PROBLEM TO WORK ON >>
Check every line of the entries below for the word "Loss", and copy the ones that have it.

* begin DATA TO USE *

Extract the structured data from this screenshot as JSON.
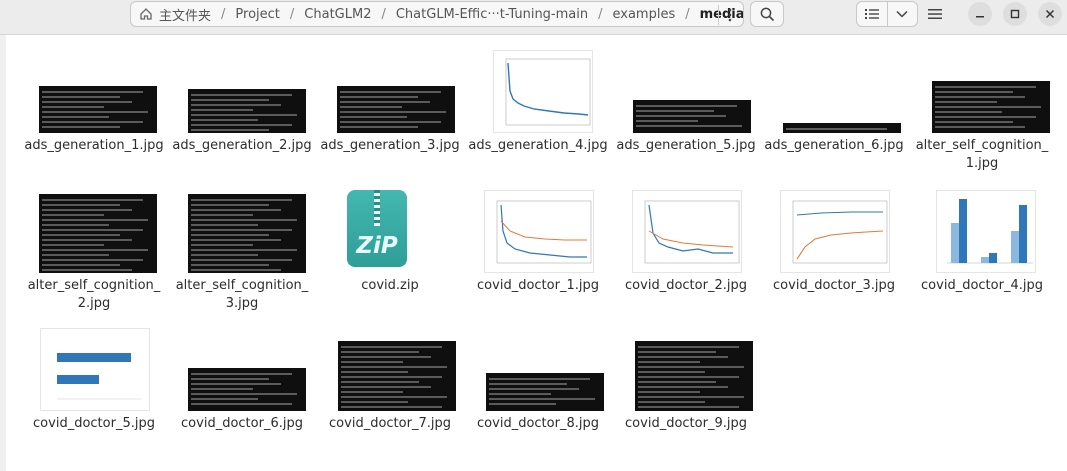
{
  "path": {
    "home": "主文件夹",
    "crumbs": [
      "Project",
      "ChatGLM2",
      "ChatGLM-Effic···t-Tuning-main",
      "examples",
      "media"
    ]
  },
  "icons": {
    "home": "home-icon",
    "path_menu": "vertical-ellipsis-icon",
    "search": "search-icon",
    "list_view": "list-view-icon",
    "view_options": "chevron-down-icon",
    "main_menu": "hamburger-menu-icon",
    "minimize": "minimize-icon",
    "maximize": "maximize-icon",
    "close": "close-icon"
  },
  "files": [
    {
      "name_line1": "ads_generation_1.jpg",
      "name_line2": ""
    },
    {
      "name_line1": "ads_generation_2.jpg",
      "name_line2": ""
    },
    {
      "name_line1": "ads_generation_3.jpg",
      "name_line2": ""
    },
    {
      "name_line1": "ads_generation_4.jpg",
      "name_line2": ""
    },
    {
      "name_line1": "ads_generation_5.jpg",
      "name_line2": ""
    },
    {
      "name_line1": "ads_generation_6.jpg",
      "name_line2": ""
    },
    {
      "name_line1": "alter_self_cognition_",
      "name_line2": "1.jpg"
    },
    {
      "name_line1": "alter_self_cognition_",
      "name_line2": "2.jpg"
    },
    {
      "name_line1": "alter_self_cognition_",
      "name_line2": "3.jpg"
    },
    {
      "name_line1": "covid.zip",
      "name_line2": ""
    },
    {
      "name_line1": "covid_doctor_1.jpg",
      "name_line2": ""
    },
    {
      "name_line1": "covid_doctor_2.jpg",
      "name_line2": ""
    },
    {
      "name_line1": "covid_doctor_3.jpg",
      "name_line2": ""
    },
    {
      "name_line1": "covid_doctor_4.jpg",
      "name_line2": ""
    },
    {
      "name_line1": "covid_doctor_5.jpg",
      "name_line2": ""
    },
    {
      "name_line1": "covid_doctor_6.jpg",
      "name_line2": ""
    },
    {
      "name_line1": "covid_doctor_7.jpg",
      "name_line2": ""
    },
    {
      "name_line1": "covid_doctor_8.jpg",
      "name_line2": ""
    },
    {
      "name_line1": "covid_doctor_9.jpg",
      "name_line2": ""
    }
  ],
  "zip_icon_text": "ZiP",
  "colors": {
    "zip": "#3aaca6",
    "plot_blue": "#2f77b8",
    "plot_orange": "#e07b39"
  }
}
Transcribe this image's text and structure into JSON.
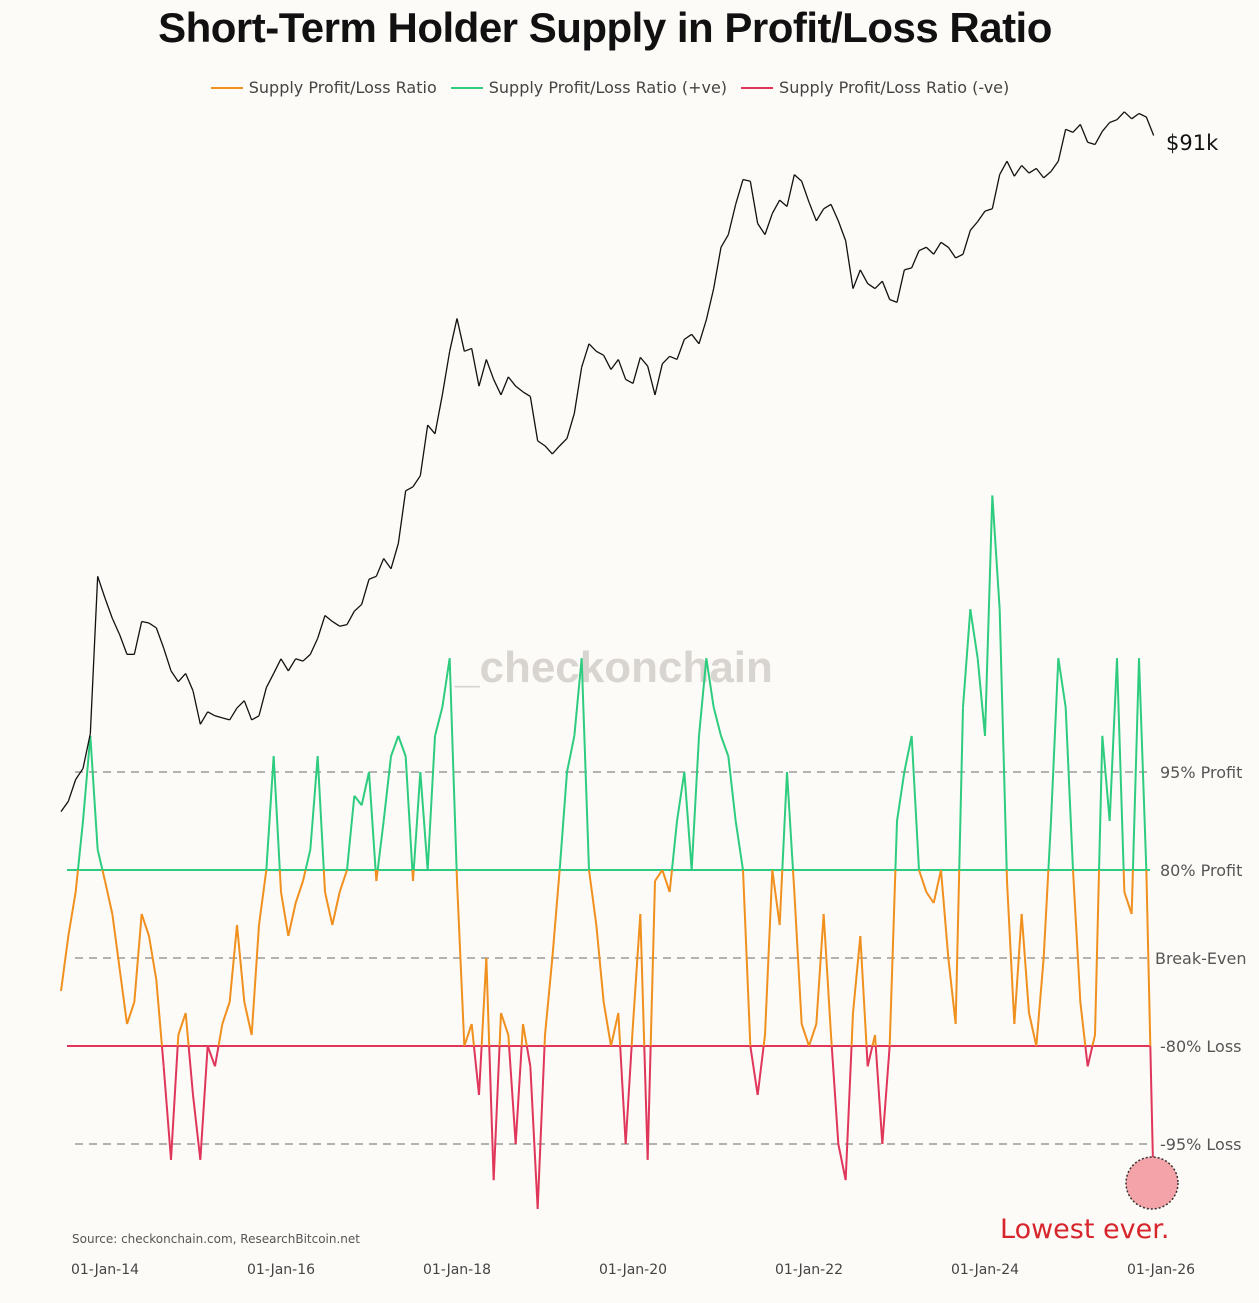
{
  "title": "Short-Term Holder Supply in Profit/Loss Ratio",
  "legend": [
    {
      "label": "Supply Profit/Loss Ratio",
      "color": "#f0901e"
    },
    {
      "label": "Supply Profit/Loss Ratio (+ve)",
      "color": "#2ecc7f"
    },
    {
      "label": "Supply Profit/Loss Ratio (-ve)",
      "color": "#e0365a"
    }
  ],
  "watermark": "_checkonchain",
  "source": "Source: checkonchain.com, ResearchBitcoin.net",
  "annotations": {
    "price_label": "$91k",
    "lowest": "Lowest ever."
  },
  "chart_data": {
    "type": "line",
    "title": "Short-Term Holder Supply in Profit/Loss Ratio",
    "x_ticks": [
      "01-Jan-14",
      "01-Jan-16",
      "01-Jan-18",
      "01-Jan-20",
      "01-Jan-22",
      "01-Jan-24",
      "01-Jan-26"
    ],
    "x_tick_dates": [
      "2014-01",
      "2016-01",
      "2018-01",
      "2020-01",
      "2022-01",
      "2024-01",
      "2026-01"
    ],
    "ratio_levels": [
      {
        "label": "95% Profit",
        "value": 95,
        "style": "dashed"
      },
      {
        "label": "80% Profit",
        "value": 80,
        "style": "solid",
        "color": "#2ecc7f"
      },
      {
        "label": "Break-Even",
        "value": 0,
        "style": "dashed"
      },
      {
        "label": "-80% Loss",
        "value": -80,
        "style": "solid",
        "color": "#e0365a"
      },
      {
        "label": "-95% Loss",
        "value": -95,
        "style": "dashed"
      }
    ],
    "price_scale": "log",
    "price_color": "#111111",
    "start": "2013-07",
    "price_usd": [
      90,
      100,
      125,
      140,
      200,
      1000,
      800,
      650,
      550,
      450,
      450,
      630,
      620,
      590,
      480,
      380,
      340,
      370,
      310,
      220,
      250,
      240,
      235,
      230,
      260,
      280,
      230,
      240,
      320,
      370,
      430,
      380,
      430,
      420,
      450,
      530,
      670,
      630,
      600,
      610,
      700,
      750,
      970,
      1000,
      1200,
      1080,
      1400,
      2400,
      2500,
      2800,
      4700,
      4300,
      6400,
      10000,
      14000,
      10000,
      10300,
      7000,
      9200,
      7500,
      6400,
      7700,
      7000,
      6600,
      6300,
      4000,
      3800,
      3500,
      3800,
      4100,
      5300,
      8500,
      10800,
      10000,
      9600,
      8300,
      9200,
      7500,
      7200,
      9400,
      8600,
      6400,
      8800,
      9500,
      9200,
      11300,
      11900,
      10800,
      13800,
      19000,
      29000,
      33000,
      45000,
      58000,
      57000,
      37000,
      33000,
      41000,
      47000,
      44000,
      61000,
      57000,
      46000,
      38000,
      43000,
      45000,
      38000,
      31000,
      19000,
      23000,
      20000,
      19000,
      20500,
      17000,
      16500,
      23000,
      23500,
      28000,
      29000,
      27000,
      30500,
      29000,
      26000,
      27000,
      34500,
      37700,
      42000,
      43000,
      61000,
      70000,
      60000,
      67000,
      62000,
      65000,
      59000,
      63000,
      70000,
      97000,
      94000,
      102000,
      85000,
      83000,
      95000,
      104000,
      107000,
      116000,
      108000,
      114000,
      110000,
      91000
    ],
    "ratio_pct": [
      -30,
      20,
      60,
      90,
      97,
      85,
      70,
      40,
      -10,
      -60,
      -40,
      40,
      20,
      -20,
      -85,
      -96,
      -70,
      -50,
      -90,
      -96,
      -80,
      -85,
      -60,
      -40,
      30,
      -40,
      -70,
      30,
      80,
      96,
      60,
      20,
      50,
      70,
      85,
      96,
      60,
      30,
      60,
      80,
      93,
      92,
      95,
      70,
      90,
      96,
      97,
      96,
      70,
      95,
      80,
      97,
      98,
      99,
      70,
      -80,
      -60,
      -90,
      0,
      -97,
      -50,
      -70,
      -95,
      -60,
      -85,
      -98,
      -70,
      0,
      80,
      95,
      97,
      99,
      80,
      30,
      -40,
      -80,
      -50,
      -95,
      -60,
      40,
      -96,
      70,
      80,
      60,
      90,
      95,
      80,
      97,
      99,
      98,
      97,
      96,
      90,
      80,
      -80,
      -90,
      -70,
      80,
      30,
      95,
      60,
      -60,
      -80,
      -60,
      40,
      -70,
      -95,
      -97,
      -50,
      20,
      -85,
      -70,
      -95,
      -80,
      90,
      95,
      97,
      80,
      60,
      50,
      80,
      0,
      -60,
      98,
      99.5,
      99,
      97,
      99.9,
      99.5,
      70,
      -60,
      40,
      -50,
      -80,
      0,
      90,
      99,
      98,
      80,
      -40,
      -85,
      -70,
      97,
      90,
      99,
      60,
      40,
      99,
      80,
      -97.5
    ]
  }
}
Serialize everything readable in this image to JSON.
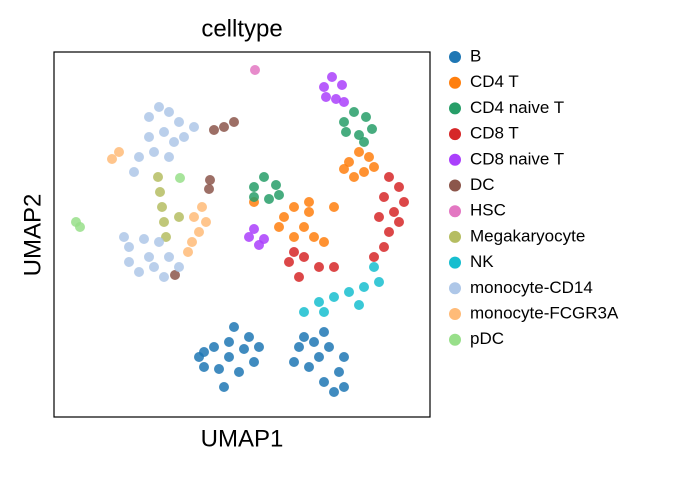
{
  "chart_data": {
    "type": "scatter",
    "title": "celltype",
    "xlabel": "UMAP1",
    "ylabel": "UMAP2",
    "xlim": [
      0,
      376
    ],
    "ylim": [
      0,
      365
    ],
    "legend": "outside right",
    "series": [
      {
        "name": "B",
        "color": "#1f77b4",
        "x": [
          145,
          160,
          175,
          190,
          200,
          185,
          165,
          150,
          175,
          195,
          180,
          170,
          150,
          205,
          245,
          260,
          275,
          290,
          285,
          270,
          255,
          240,
          265,
          280,
          290,
          250,
          270
        ],
        "values": [
          60,
          70,
          75,
          68,
          55,
          45,
          48,
          50,
          60,
          80,
          90,
          30,
          65,
          70,
          70,
          75,
          70,
          60,
          45,
          35,
          50,
          55,
          60,
          25,
          30,
          80,
          85
        ]
      },
      {
        "name": "CD4 T",
        "color": "#ff7f0e",
        "x": [
          230,
          240,
          255,
          250,
          240,
          260,
          225,
          255,
          295,
          305,
          315,
          310,
          300,
          320,
          290,
          280,
          270,
          200
        ],
        "values": [
          200,
          210,
          205,
          190,
          180,
          180,
          190,
          215,
          255,
          265,
          260,
          245,
          240,
          250,
          248,
          210,
          175,
          215
        ]
      },
      {
        "name": "CD4 naive T",
        "color": "#279e68",
        "x": [
          200,
          210,
          222,
          215,
          200,
          225,
          290,
          300,
          312,
          318,
          305,
          292,
          310
        ],
        "values": [
          230,
          240,
          232,
          218,
          220,
          222,
          295,
          305,
          300,
          288,
          282,
          285,
          275
        ]
      },
      {
        "name": "CD8 T",
        "color": "#d62728",
        "x": [
          335,
          345,
          330,
          340,
          325,
          335,
          330,
          345,
          350,
          320,
          235,
          250,
          265,
          280,
          245,
          240
        ],
        "values": [
          240,
          230,
          220,
          205,
          200,
          185,
          170,
          195,
          215,
          160,
          155,
          160,
          150,
          150,
          140,
          165
        ]
      },
      {
        "name": "CD8 naive T",
        "color": "#aa40fc",
        "x": [
          270,
          278,
          288,
          282,
          272,
          290,
          195,
          205,
          200,
          210
        ],
        "values": [
          330,
          340,
          332,
          318,
          320,
          315,
          180,
          172,
          188,
          178
        ]
      },
      {
        "name": "DC",
        "color": "#8c564b",
        "x": [
          160,
          170,
          180,
          156,
          155,
          121
        ],
        "values": [
          287,
          290,
          295,
          237,
          228,
          142
        ]
      },
      {
        "name": "HSC",
        "color": "#e377c2",
        "x": [
          201
        ],
        "values": [
          347
        ]
      },
      {
        "name": "Megakaryocyte",
        "color": "#b5bd61",
        "x": [
          104,
          106,
          108,
          110,
          112,
          125
        ],
        "values": [
          240,
          225,
          210,
          195,
          180,
          200
        ]
      },
      {
        "name": "NK",
        "color": "#17becf",
        "x": [
          265,
          280,
          295,
          310,
          325,
          320,
          270,
          305,
          250
        ],
        "values": [
          115,
          120,
          125,
          130,
          135,
          150,
          105,
          112,
          105
        ]
      },
      {
        "name": "monocyte-CD14",
        "color": "#aec7e8",
        "x": [
          95,
          105,
          115,
          125,
          110,
          95,
          120,
          100,
          115,
          130,
          85,
          80,
          140,
          75,
          90,
          105,
          115,
          100,
          85,
          75,
          110,
          125,
          95,
          70
        ],
        "values": [
          300,
          310,
          305,
          295,
          285,
          280,
          275,
          265,
          260,
          280,
          260,
          245,
          290,
          170,
          178,
          175,
          160,
          150,
          145,
          155,
          140,
          150,
          160,
          180
        ]
      },
      {
        "name": "monocyte-FCGR3A",
        "color": "#ffbb78",
        "x": [
          140,
          148,
          152,
          145,
          138,
          134,
          58,
          65
        ],
        "values": [
          200,
          210,
          195,
          185,
          175,
          165,
          258,
          265
        ]
      },
      {
        "name": "pDC",
        "color": "#98df8a",
        "x": [
          22,
          26,
          126
        ],
        "values": [
          195,
          190,
          239
        ]
      }
    ]
  }
}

* end DATA TO USE *

RESPONSE BELOW >>
  "title": "Short-Term Holder Supply in Profit/Loss Ratio",
      "label": "Supply Profit/Loss Ratio",
      "label": "Supply Profit/Loss Ratio (+ve)",
      "label": "Supply Profit/Loss Ratio (-ve)",
    "title": "Short-Term Holder Supply in Profit/Loss Ratio",
        "label": "-80% Loss",
        "label": "-95% Loss",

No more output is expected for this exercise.